Take the material below and write it all out again exactly.

--- START OF RECORD EXCERPTS ---

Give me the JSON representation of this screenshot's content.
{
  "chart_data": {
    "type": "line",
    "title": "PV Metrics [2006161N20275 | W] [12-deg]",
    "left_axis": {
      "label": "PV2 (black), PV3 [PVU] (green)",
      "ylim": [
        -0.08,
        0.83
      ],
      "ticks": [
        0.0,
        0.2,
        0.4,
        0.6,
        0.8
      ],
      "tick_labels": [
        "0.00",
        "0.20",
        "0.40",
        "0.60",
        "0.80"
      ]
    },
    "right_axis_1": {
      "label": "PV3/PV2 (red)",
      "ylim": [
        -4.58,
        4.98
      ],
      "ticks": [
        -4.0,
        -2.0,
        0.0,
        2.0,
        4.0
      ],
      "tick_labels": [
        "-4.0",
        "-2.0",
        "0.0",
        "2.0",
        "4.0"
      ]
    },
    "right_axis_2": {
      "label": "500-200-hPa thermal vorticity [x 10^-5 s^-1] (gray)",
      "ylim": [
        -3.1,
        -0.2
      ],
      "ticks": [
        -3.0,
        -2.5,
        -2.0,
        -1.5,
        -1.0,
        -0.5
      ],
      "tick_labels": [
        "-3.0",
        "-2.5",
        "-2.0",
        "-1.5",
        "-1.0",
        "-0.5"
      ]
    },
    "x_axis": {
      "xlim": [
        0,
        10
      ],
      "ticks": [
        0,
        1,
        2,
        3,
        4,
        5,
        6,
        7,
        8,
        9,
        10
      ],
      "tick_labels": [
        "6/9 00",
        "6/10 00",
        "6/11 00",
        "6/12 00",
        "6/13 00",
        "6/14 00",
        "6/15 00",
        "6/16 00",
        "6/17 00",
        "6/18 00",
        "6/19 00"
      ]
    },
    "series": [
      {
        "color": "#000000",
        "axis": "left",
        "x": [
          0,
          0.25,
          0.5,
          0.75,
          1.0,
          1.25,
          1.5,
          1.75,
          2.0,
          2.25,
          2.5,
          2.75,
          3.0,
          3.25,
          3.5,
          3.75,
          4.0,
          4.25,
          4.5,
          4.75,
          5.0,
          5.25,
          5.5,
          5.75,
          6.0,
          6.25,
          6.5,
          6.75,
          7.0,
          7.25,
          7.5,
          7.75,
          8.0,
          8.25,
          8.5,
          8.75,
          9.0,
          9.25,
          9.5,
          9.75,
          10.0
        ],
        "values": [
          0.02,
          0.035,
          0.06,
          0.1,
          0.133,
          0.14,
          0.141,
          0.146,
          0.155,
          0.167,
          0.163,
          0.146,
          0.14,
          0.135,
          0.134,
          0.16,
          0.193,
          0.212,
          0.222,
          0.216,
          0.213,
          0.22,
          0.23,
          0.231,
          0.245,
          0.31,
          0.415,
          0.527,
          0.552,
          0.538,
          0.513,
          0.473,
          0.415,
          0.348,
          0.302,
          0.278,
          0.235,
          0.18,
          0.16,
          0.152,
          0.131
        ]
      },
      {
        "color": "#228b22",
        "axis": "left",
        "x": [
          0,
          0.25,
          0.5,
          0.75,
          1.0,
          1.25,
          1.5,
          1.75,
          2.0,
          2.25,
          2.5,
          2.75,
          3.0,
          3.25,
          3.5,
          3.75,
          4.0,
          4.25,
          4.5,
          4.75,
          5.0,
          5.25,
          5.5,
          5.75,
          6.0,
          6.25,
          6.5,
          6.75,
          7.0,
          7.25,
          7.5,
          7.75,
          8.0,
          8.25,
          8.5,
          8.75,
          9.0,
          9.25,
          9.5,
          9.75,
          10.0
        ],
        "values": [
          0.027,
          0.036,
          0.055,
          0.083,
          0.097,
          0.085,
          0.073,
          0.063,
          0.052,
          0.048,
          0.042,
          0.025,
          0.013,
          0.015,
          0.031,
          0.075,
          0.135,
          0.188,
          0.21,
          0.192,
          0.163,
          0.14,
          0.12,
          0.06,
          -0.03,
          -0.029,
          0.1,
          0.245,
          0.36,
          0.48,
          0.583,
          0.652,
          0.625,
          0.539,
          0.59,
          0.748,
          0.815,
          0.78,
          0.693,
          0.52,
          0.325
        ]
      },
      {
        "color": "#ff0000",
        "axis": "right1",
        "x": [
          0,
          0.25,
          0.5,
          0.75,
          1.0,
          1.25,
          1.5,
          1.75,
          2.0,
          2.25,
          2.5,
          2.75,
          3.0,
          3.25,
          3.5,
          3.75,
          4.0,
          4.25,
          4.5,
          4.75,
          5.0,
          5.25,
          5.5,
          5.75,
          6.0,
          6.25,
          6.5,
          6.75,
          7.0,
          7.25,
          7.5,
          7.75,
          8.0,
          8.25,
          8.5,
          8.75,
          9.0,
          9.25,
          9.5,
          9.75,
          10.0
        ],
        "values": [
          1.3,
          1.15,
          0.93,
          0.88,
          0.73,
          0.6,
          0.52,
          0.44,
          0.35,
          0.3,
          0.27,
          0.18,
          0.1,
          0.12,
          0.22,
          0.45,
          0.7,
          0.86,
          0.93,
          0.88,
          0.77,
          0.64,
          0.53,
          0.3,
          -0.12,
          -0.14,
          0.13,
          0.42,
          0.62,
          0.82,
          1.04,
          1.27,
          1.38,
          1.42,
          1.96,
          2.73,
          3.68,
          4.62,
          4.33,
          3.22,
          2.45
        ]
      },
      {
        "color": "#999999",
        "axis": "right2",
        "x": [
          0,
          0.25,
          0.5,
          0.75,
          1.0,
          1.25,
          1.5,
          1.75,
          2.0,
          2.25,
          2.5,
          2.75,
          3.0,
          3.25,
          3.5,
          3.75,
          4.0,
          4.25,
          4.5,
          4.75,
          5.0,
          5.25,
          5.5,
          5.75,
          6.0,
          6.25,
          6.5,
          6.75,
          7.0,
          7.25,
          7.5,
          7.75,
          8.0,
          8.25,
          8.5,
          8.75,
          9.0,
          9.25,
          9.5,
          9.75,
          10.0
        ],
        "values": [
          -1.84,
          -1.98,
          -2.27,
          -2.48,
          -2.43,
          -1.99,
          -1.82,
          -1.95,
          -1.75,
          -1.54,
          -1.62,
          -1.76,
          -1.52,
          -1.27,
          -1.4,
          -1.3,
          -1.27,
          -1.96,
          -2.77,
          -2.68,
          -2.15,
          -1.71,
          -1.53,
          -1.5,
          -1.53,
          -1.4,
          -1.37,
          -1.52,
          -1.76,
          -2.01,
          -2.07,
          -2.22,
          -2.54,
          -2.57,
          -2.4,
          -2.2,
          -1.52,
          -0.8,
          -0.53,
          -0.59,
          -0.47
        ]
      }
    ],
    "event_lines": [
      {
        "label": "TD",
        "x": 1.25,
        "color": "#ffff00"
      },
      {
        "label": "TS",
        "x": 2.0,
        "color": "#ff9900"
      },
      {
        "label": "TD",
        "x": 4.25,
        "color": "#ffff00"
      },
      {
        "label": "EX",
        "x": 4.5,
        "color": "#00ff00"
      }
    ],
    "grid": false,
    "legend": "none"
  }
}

--- END OF RECORD EXCERPTS ---

## EXERCISE OUTPUT:
Give me the JSON representation of this screenshot's content.
{
  "chart_data": {
    "type": "line",
    "title": "PV Metrics [2006161N20275 | W] [12-deg]",
    "left_axis": {
      "label": "PV2 (black), PV3 [PVU] (green)",
      "ylim": [
        -0.08,
        0.83
      ],
      "ticks": [
        0.0,
        0.2,
        0.4,
        0.6,
        0.8
      ],
      "tick_labels": [
        "0.00",
        "0.20",
        "0.40",
        "0.60",
        "0.80"
      ]
    },
    "right_axis_1": {
      "label": "PV3/PV2 (red)",
      "ylim": [
        -4.58,
        4.98
      ],
      "ticks": [
        -4.0,
        -2.0,
        0.0,
        2.0,
        4.0
      ],
      "tick_labels": [
        "-4.0",
        "-2.0",
        "0.0",
        "2.0",
        "4.0"
      ]
    },
    "right_axis_2": {
      "label": "500-200-hPa thermal vorticity [x 10^-5 s^-1] (gray)",
      "ylim": [
        -3.1,
        -0.2
      ],
      "ticks": [
        -3.0,
        -2.5,
        -2.0,
        -1.5,
        -1.0,
        -0.5
      ],
      "tick_labels": [
        "-3.0",
        "-2.5",
        "-2.0",
        "-1.5",
        "-1.0",
        "-0.5"
      ]
    },
    "x_axis": {
      "xlim": [
        0,
        10
      ],
      "ticks": [
        0,
        1,
        2,
        3,
        4,
        5,
        6,
        7,
        8,
        9,
        10
      ],
      "tick_labels": [
        "6/9 00",
        "6/10 00",
        "6/11 00",
        "6/12 00",
        "6/13 00",
        "6/14 00",
        "6/15 00",
        "6/16 00",
        "6/17 00",
        "6/18 00",
        "6/19 00"
      ]
    },
    "series": [
      {
        "color": "#000000",
        "axis": "left",
        "x": [
          0,
          0.25,
          0.5,
          0.75,
          1.0,
          1.25,
          1.5,
          1.75,
          2.0,
          2.25,
          2.5,
          2.75,
          3.0,
          3.25,
          3.5,
          3.75,
          4.0,
          4.25,
          4.5,
          4.75,
          5.0,
          5.25,
          5.5,
          5.75,
          6.0,
          6.25,
          6.5,
          6.75,
          7.0,
          7.25,
          7.5,
          7.75,
          8.0,
          8.25,
          8.5,
          8.75,
          9.0,
          9.25,
          9.5,
          9.75,
          10.0
        ],
        "values": [
          0.02,
          0.035,
          0.06,
          0.1,
          0.133,
          0.14,
          0.141,
          0.146,
          0.155,
          0.167,
          0.163,
          0.146,
          0.14,
          0.135,
          0.134,
          0.16,
          0.193,
          0.212,
          0.222,
          0.216,
          0.213,
          0.22,
          0.23,
          0.231,
          0.245,
          0.31,
          0.415,
          0.527,
          0.552,
          0.538,
          0.513,
          0.473,
          0.415,
          0.348,
          0.302,
          0.278,
          0.235,
          0.18,
          0.16,
          0.152,
          0.131
        ]
      },
      {
        "color": "#228b22",
        "axis": "left",
        "x": [
          0,
          0.25,
          0.5,
          0.75,
          1.0,
          1.25,
          1.5,
          1.75,
          2.0,
          2.25,
          2.5,
          2.75,
          3.0,
          3.25,
          3.5,
          3.75,
          4.0,
          4.25,
          4.5,
          4.75,
          5.0,
          5.25,
          5.5,
          5.75,
          6.0,
          6.25,
          6.5,
          6.75,
          7.0,
          7.25,
          7.5,
          7.75,
          8.0,
          8.25,
          8.5,
          8.75,
          9.0,
          9.25,
          9.5,
          9.75,
          10.0
        ],
        "values": [
          0.027,
          0.036,
          0.055,
          0.083,
          0.097,
          0.085,
          0.073,
          0.063,
          0.052,
          0.048,
          0.042,
          0.025,
          0.013,
          0.015,
          0.031,
          0.075,
          0.135,
          0.188,
          0.21,
          0.192,
          0.163,
          0.14,
          0.12,
          0.06,
          -0.03,
          -0.029,
          0.1,
          0.245,
          0.36,
          0.48,
          0.583,
          0.652,
          0.625,
          0.539,
          0.59,
          0.748,
          0.815,
          0.78,
          0.693,
          0.52,
          0.325
        ]
      },
      {
        "color": "#ff0000",
        "axis": "right1",
        "x": [
          0,
          0.25,
          0.5,
          0.75,
          1.0,
          1.25,
          1.5,
          1.75,
          2.0,
          2.25,
          2.5,
          2.75,
          3.0,
          3.25,
          3.5,
          3.75,
          4.0,
          4.25,
          4.5,
          4.75,
          5.0,
          5.25,
          5.5,
          5.75,
          6.0,
          6.25,
          6.5,
          6.75,
          7.0,
          7.25,
          7.5,
          7.75,
          8.0,
          8.25,
          8.5,
          8.75,
          9.0,
          9.25,
          9.5,
          9.75,
          10.0
        ],
        "values": [
          1.3,
          1.15,
          0.93,
          0.88,
          0.73,
          0.6,
          0.52,
          0.44,
          0.35,
          0.3,
          0.27,
          0.18,
          0.1,
          0.12,
          0.22,
          0.45,
          0.7,
          0.86,
          0.93,
          0.88,
          0.77,
          0.64,
          0.53,
          0.3,
          -0.12,
          -0.14,
          0.13,
          0.42,
          0.62,
          0.82,
          1.04,
          1.27,
          1.38,
          1.42,
          1.96,
          2.73,
          3.68,
          4.62,
          4.33,
          3.22,
          2.45
        ]
      },
      {
        "color": "#999999",
        "axis": "right2",
        "x": [
          0,
          0.25,
          0.5,
          0.75,
          1.0,
          1.25,
          1.5,
          1.75,
          2.0,
          2.25,
          2.5,
          2.75,
          3.0,
          3.25,
          3.5,
          3.75,
          4.0,
          4.25,
          4.5,
          4.75,
          5.0,
          5.25,
          5.5,
          5.75,
          6.0,
          6.25,
          6.5,
          6.75,
          7.0,
          7.25,
          7.5,
          7.75,
          8.0,
          8.25,
          8.5,
          8.75,
          9.0,
          9.25,
          9.5,
          9.75,
          10.0
        ],
        "values": [
          -1.84,
          -1.98,
          -2.27,
          -2.48,
          -2.43,
          -1.99,
          -1.82,
          -1.95,
          -1.75,
          -1.54,
          -1.62,
          -1.76,
          -1.52,
          -1.27,
          -1.4,
          -1.3,
          -1.27,
          -1.96,
          -2.77,
          -2.68,
          -2.15,
          -1.71,
          -1.53,
          -1.5,
          -1.53,
          -1.4,
          -1.37,
          -1.52,
          -1.76,
          -2.01,
          -2.07,
          -2.22,
          -2.54,
          -2.57,
          -2.4,
          -2.2,
          -1.52,
          -0.8,
          -0.53,
          -0.59,
          -0.47
        ]
      }
    ],
    "event_lines": [
      {
        "label": "TD",
        "x": 1.25,
        "color": "#ffff00"
      },
      {
        "label": "TS",
        "x": 2.0,
        "color": "#ff9900"
      },
      {
        "label": "TD",
        "x": 4.25,
        "color": "#ffff00"
      },
      {
        "label": "EX",
        "x": 4.5,
        "color": "#00ff00"
      }
    ],
    "grid": false,
    "legend": "none"
  }
}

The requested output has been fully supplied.